> **Problemas e tarefas**:
1. No texto sobre a fundação da revista Xapuri, que nome Jaime queria dar à publicação?
2. Transcreva do texto sobre a fundação da revista Xapuri o trecho que começa em "Era novembro de" e vai até "enfiando um branco.", incluindo essas palavras.

> **Texto de origem**:
= = = =
Era novembro de 2014. Primeiro fim de semana. Plena campanha da Dilma. Fim de tarde na RPPN dele, a Linda Serra dos Topázios. Jaime e eu começamos a conversar sobre a falta que fazia termos acesso a um veículo independente e democrático de informação.

Resolvemos fundar o nosso. Um espaço não comercial, de resistência. Mais um trabalho de militância, voluntário, por suposto. Jaime propôs um jornal; eu, uma revista. O nome eu escolhi (ele queria Bacurau). Dividimos as tarefas. A capa ficou com ele, a linha editorial também.

Correr atrás da grana ficou por minha conta. A paleta de cores, depois de larga prosa, Jaime fechou questão – “nossas cores vão ser o vermelho e o amarelo, porque revista tem que ter cor de luta, cor vibrante” (eu queria verde-floresta). Na paz, acabei enfiando um branco.

Fizemos a primeira edição da Xapuri lá mesmo, na Reserva, em uma noite. Optamos por centrar na pauta socioambiental. Nossa primeira capa foi sobre os povos indígenas isolados do Acre: ‘Isolados, Bravos, Livres: Um Brasil Indígena por Conhecer”. Depois de tudo pronto, Jaime inventou de fazer uma outra boneca, “porque toda revista tem que ter número zero”.

Dessa vez finquei pé, ficamos com a capa indígena. Voltei pra Brasília com a boneca praticamente pronta e com a missão de dar um jeito de imprimir. Nos dias seguintes, o Jaime veio pra Formosa, pra convencer minha irmã Lúcia a revisar a revista, “de grátis”. Com a primeira revista impressa, a próxima tarefa foi montar o Conselho Editorial.
= = = =
> **Dados fornecidos**:
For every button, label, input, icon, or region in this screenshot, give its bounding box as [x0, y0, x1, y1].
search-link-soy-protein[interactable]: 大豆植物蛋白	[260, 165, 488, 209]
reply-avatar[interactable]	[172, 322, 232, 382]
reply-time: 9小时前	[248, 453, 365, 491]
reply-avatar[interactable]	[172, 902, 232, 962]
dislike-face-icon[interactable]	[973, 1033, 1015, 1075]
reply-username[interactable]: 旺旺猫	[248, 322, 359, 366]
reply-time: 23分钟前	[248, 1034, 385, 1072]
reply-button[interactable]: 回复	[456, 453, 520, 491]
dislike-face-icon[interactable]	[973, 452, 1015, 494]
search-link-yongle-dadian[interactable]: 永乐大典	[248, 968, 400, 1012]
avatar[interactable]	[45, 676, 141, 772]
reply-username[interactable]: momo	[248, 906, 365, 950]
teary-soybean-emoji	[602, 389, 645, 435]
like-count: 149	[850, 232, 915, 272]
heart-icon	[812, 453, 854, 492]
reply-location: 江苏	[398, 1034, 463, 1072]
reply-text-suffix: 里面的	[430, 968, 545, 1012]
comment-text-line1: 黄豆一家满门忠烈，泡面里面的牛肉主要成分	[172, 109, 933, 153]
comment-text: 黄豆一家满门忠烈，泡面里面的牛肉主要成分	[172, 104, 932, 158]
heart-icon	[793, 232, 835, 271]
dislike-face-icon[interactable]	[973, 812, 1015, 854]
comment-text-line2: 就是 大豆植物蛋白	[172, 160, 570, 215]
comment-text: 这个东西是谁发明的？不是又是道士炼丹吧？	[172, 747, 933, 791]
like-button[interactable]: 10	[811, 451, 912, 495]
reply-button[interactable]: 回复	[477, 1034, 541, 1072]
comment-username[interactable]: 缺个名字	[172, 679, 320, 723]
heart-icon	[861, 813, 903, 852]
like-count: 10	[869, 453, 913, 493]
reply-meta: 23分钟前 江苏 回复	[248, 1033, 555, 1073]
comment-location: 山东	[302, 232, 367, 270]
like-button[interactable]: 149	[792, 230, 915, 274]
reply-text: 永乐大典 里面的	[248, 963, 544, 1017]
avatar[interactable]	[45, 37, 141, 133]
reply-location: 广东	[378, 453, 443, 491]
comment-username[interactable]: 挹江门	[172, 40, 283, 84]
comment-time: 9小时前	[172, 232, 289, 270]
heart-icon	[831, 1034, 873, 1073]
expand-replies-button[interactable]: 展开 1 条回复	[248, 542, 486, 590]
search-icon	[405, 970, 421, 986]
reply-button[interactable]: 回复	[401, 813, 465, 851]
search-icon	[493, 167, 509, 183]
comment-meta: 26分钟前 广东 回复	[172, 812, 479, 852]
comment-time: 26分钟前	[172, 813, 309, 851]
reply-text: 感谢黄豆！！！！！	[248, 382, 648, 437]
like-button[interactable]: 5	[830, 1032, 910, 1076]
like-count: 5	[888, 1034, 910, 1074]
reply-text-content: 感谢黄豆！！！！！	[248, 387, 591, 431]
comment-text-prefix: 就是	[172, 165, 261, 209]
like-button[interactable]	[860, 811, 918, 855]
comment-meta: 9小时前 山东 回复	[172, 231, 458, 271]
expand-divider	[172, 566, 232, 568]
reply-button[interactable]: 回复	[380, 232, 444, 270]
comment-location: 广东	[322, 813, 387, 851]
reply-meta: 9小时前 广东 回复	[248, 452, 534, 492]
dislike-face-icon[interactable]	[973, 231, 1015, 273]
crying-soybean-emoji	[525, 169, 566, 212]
= = = =
> **Respostas em ordem**:
1. Bacurau.

2.
Era novembro de 2014. Primeiro fim de semana. Plena campanha da Dilma. Fim de tarde na RPPN dele, a Linda Serra dos Topázios. Jaime e eu começamos a conversar sobre a falta que fazia termos acesso a um veículo independente e democrático de informação.

Resolvemos fundar o nosso. Um espaço não comercial, de resistência. Mais um trabalho de militância, voluntário, por suposto. Jaime propôs um jornal; eu, uma revista. O nome eu escolhi (ele queria Bacurau). Dividimos as tarefas. A capa ficou com ele, a linha editorial também.

Correr atrás da grana ficou por minha conta. A paleta de cores, depois de larga prosa, Jaime fechou questão – “nossas cores vão ser o vermelho e o amarelo, porque revista tem que ter cor de luta, cor vibrante” (eu queria verde-floresta). Na paz, acabei enfiando um branco.